本protocol仅供参考,还请根据自己的组织和实际的实验设计进行相应的替换
背景介绍
结肠是大肠的一部分,主要功能是吸收水分和电解质,将食物残渣形成粪便。结肠组织学结构包括黏膜、黏膜下层,肌层和外膜。黏膜表面光滑无绒毛,上皮为单层柱状,由吸收细胞和杯状细胞组成;黏膜下层则是结缔组织,含成群脂肪细胞;肌层由内环形和外纵行两层平滑肌组成,可形成结肠袋;外膜为浆膜或者是纤维膜。
在本实验中使用到的TrypLE™ Express 是一种非动物源性重组酶,用于各种粘附状态下的哺乳动物细胞,包括 CHO、HEK293、A529、角质形成细胞和胚胎干细胞。TrypLE™ Express 裂解赖氨酸和精氨酸 C-末端上的肽键,可直接替代胰蛋白酶,特异性高,细胞损害小。

### [练习任务]
1. 请照原样抄写结肠实验说明中的一段，从“本protocol仅供参考,还请根据自己的组织和实际的实验设计进行相应的替换”开始，一直到“袋;外膜为浆膜或者是纤维膜。”为止。
2. 根据结肠实验说明回答下列问题：
(a) 结肠的主要功能是什么？
(b) 结肠的肌层由哪两层平滑肌组成？
(c) TrypLE™ Express 裂解哪两种氨基酸 C-末端上的肽键？

### [存储数据]

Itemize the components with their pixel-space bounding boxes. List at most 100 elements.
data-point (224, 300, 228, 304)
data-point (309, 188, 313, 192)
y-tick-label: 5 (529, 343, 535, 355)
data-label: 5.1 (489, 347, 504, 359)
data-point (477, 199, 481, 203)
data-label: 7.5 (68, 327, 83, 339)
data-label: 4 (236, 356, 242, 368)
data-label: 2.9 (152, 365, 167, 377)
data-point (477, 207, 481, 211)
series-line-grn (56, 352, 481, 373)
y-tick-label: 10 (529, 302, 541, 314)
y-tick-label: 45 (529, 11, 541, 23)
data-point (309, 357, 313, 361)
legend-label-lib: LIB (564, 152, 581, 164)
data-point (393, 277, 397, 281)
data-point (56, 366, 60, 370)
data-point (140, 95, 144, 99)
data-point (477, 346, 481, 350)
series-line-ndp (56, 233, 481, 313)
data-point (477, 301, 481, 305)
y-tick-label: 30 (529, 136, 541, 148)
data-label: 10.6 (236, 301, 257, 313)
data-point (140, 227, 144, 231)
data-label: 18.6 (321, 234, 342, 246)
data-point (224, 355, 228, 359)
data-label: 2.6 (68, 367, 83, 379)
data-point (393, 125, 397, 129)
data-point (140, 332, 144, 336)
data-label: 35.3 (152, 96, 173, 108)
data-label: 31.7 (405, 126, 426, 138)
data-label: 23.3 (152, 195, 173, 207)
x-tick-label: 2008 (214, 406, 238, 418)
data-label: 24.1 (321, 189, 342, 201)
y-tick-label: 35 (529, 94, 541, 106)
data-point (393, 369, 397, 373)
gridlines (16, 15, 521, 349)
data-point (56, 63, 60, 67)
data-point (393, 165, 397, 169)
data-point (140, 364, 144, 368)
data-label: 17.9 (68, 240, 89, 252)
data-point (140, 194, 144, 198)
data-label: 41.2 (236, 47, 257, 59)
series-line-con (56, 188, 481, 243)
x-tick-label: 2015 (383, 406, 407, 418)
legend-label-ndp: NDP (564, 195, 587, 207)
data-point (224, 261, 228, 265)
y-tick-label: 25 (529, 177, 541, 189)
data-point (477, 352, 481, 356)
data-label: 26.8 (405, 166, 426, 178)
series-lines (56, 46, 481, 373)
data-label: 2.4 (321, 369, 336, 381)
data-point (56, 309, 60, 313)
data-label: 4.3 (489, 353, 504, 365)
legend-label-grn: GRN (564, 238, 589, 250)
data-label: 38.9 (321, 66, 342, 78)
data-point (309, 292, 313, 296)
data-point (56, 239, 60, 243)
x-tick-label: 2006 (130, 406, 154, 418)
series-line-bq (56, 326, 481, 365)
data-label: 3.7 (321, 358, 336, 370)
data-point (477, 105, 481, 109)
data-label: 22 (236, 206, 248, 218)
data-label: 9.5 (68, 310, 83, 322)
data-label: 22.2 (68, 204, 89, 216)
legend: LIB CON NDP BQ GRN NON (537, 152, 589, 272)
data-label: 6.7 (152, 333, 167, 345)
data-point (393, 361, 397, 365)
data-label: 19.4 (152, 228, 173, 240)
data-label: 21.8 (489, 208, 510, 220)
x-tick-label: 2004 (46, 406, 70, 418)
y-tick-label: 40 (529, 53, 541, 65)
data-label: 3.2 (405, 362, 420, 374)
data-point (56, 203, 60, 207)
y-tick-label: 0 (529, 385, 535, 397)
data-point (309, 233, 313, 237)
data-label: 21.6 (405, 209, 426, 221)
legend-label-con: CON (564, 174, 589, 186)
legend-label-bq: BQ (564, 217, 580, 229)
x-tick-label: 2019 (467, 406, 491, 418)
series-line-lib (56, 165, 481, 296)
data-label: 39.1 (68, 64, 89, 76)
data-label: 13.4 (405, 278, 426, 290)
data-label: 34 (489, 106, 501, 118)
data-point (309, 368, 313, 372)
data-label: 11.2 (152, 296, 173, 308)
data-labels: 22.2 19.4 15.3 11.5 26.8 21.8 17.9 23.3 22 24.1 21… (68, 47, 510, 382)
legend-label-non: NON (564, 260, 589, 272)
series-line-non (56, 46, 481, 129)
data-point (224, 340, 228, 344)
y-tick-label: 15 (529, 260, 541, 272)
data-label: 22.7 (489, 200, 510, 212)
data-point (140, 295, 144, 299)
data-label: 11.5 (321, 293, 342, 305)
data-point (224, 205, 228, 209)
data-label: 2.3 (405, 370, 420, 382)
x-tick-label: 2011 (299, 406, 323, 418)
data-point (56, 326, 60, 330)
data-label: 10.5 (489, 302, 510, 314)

### [任务结果]
1.
本protocol仅供参考,还请根据自己的组织和实际的实验设计进行相应的替换
背景介绍
结肠是大肠的一部分,主要功能是吸收水分和电解质,将食物残渣形成粪便。结肠组织学结构包括黏膜、黏膜下层,肌层和外膜。黏膜表面光滑无绒毛,上皮为单层柱状,由吸收细胞和杯状细胞组成;黏膜下层则是结缔组织,含成群脂肪细胞;肌层由内环形和外纵行两层平滑肌组成,可形成结肠袋;外膜为浆膜或者是纤维膜。

2.
(a) 吸收水分和电解质，将食物残渣形成粪便。
(b) 内环形和外纵行两层平滑肌。
(c) 赖氨酸和精氨酸。